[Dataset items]
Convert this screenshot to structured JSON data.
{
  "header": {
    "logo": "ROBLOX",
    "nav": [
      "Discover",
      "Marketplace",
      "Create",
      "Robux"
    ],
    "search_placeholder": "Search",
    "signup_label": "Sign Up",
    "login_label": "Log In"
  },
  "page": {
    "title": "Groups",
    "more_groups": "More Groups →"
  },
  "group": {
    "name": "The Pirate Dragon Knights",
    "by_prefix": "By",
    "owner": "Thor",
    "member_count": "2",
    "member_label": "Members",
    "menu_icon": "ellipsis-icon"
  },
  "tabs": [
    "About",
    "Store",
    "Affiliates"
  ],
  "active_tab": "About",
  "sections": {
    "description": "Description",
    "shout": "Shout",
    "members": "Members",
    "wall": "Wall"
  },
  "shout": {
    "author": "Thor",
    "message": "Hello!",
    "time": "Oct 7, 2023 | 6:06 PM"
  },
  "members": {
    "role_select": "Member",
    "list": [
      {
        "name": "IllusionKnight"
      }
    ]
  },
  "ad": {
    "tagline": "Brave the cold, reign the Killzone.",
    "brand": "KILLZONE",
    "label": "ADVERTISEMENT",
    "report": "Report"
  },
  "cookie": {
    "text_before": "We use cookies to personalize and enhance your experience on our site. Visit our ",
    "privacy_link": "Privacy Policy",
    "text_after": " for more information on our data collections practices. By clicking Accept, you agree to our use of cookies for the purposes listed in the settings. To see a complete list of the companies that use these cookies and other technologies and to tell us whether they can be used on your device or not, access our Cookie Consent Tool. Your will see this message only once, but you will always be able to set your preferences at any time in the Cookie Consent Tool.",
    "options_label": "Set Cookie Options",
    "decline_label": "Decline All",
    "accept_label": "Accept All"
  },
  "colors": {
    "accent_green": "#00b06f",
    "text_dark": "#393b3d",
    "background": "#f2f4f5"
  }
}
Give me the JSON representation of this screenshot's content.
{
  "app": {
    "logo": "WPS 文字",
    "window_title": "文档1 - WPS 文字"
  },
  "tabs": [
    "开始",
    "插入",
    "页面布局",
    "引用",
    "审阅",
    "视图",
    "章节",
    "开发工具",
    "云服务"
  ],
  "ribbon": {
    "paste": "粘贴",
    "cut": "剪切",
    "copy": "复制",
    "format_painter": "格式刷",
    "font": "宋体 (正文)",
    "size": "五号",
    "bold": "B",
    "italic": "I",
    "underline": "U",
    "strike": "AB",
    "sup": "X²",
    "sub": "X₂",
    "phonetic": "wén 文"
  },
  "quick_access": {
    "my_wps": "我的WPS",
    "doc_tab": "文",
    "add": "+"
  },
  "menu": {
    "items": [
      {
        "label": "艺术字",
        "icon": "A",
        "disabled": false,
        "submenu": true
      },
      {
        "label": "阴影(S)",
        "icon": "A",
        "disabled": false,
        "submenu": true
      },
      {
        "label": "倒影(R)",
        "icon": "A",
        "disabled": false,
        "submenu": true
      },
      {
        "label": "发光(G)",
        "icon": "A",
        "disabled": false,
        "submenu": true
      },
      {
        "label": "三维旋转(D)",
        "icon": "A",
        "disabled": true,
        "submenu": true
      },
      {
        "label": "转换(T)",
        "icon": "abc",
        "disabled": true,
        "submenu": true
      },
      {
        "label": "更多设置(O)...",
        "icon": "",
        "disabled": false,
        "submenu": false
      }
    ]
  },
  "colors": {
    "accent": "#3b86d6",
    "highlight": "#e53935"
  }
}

TASK OBJECTIVE: Set down the entries above again, word for word.

REPLY:
Convert this screenshot to structured JSON data.
{
  "header": {
    "logo": "ROBLOX",
    "nav": [
      "Discover",
      "Marketplace",
      "Create",
      "Robux"
    ],
    "search_placeholder": "Search",
    "signup_label": "Sign Up",
    "login_label": "Log In"
  },
  "page": {
    "title": "Groups",
    "more_groups": "More Groups →"
  },
  "group": {
    "name": "The Pirate Dragon Knights",
    "by_prefix": "By",
    "owner": "Thor",
    "member_count": "2",
    "member_label": "Members",
    "menu_icon": "ellipsis-icon"
  },
  "tabs": [
    "About",
    "Store",
    "Affiliates"
  ],
  "active_tab": "About",
  "sections": {
    "description": "Description",
    "shout": "Shout",
    "members": "Members",
    "wall": "Wall"
  },
  "shout": {
    "author": "Thor",
    "message": "Hello!",
    "time": "Oct 7, 2023 | 6:06 PM"
  },
  "members": {
    "role_select": "Member",
    "list": [
      {
        "name": "IllusionKnight"
      }
    ]
  },
  "ad": {
    "tagline": "Brave the cold, reign the Killzone.",
    "brand": "KILLZONE",
    "label": "ADVERTISEMENT",
    "report": "Report"
  },
  "cookie": {
    "text_before": "We use cookies to personalize and enhance your experience on our site. Visit our ",
    "privacy_link": "Privacy Policy",
    "text_after": " for more information on our data collections practices. By clicking Accept, you agree to our use of cookies for the purposes listed in the settings. To see a complete list of the companies that use these cookies and other technologies and to tell us whether they can be used on your device or not, access our Cookie Consent Tool. Your will see this message only once, but you will always be able to set your preferences at any time in the Cookie Consent Tool.",
    "options_label": "Set Cookie Options",
    "decline_label": "Decline All",
    "accept_label": "Accept All"
  },
  "colors": {
    "accent_green": "#00b06f",
    "text_dark": "#393b3d",
    "background": "#f2f4f5"
  }
}
Give me the JSON representation of this screenshot's content.
{
  "app": {
    "logo": "WPS 文字",
    "window_title": "文档1 - WPS 文字"
  },
  "tabs": [
    "开始",
    "插入",
    "页面布局",
    "引用",
    "审阅",
    "视图",
    "章节",
    "开发工具",
    "云服务"
  ],
  "ribbon": {
    "paste": "粘贴",
    "cut": "剪切",
    "copy": "复制",
    "format_painter": "格式刷",
    "font": "宋体 (正文)",
    "size": "五号",
    "bold": "B",
    "italic": "I",
    "underline": "U",
    "strike": "AB",
    "sup": "X²",
    "sub": "X₂",
    "phonetic": "wén 文"
  },
  "quick_access": {
    "my_wps": "我的WPS",
    "doc_tab": "文",
    "add": "+"
  },
  "menu": {
    "items": [
      {
        "label": "艺术字",
        "icon": "A",
        "disabled": false,
        "submenu": true
      },
      {
        "label": "阴影(S)",
        "icon": "A",
        "disabled": false,
        "submenu": true
      },
      {
        "label": "倒影(R)",
        "icon": "A",
        "disabled": false,
        "submenu": true
      },
      {
        "label": "发光(G)",
        "icon": "A",
        "disabled": false,
        "submenu": true
      },
      {
        "label": "三维旋转(D)",
        "icon": "A",
        "disabled": true,
        "submenu": true
      },
      {
        "label": "转换(T)",
        "icon": "abc",
        "disabled": true,
        "submenu": true
      },
      {
        "label": "更多设置(O)...",
        "icon": "",
        "disabled": false,
        "submenu": false
      }
    ]
  },
  "colors": {
    "accent": "#3b86d6",
    "highlight": "#e53935"
  }
}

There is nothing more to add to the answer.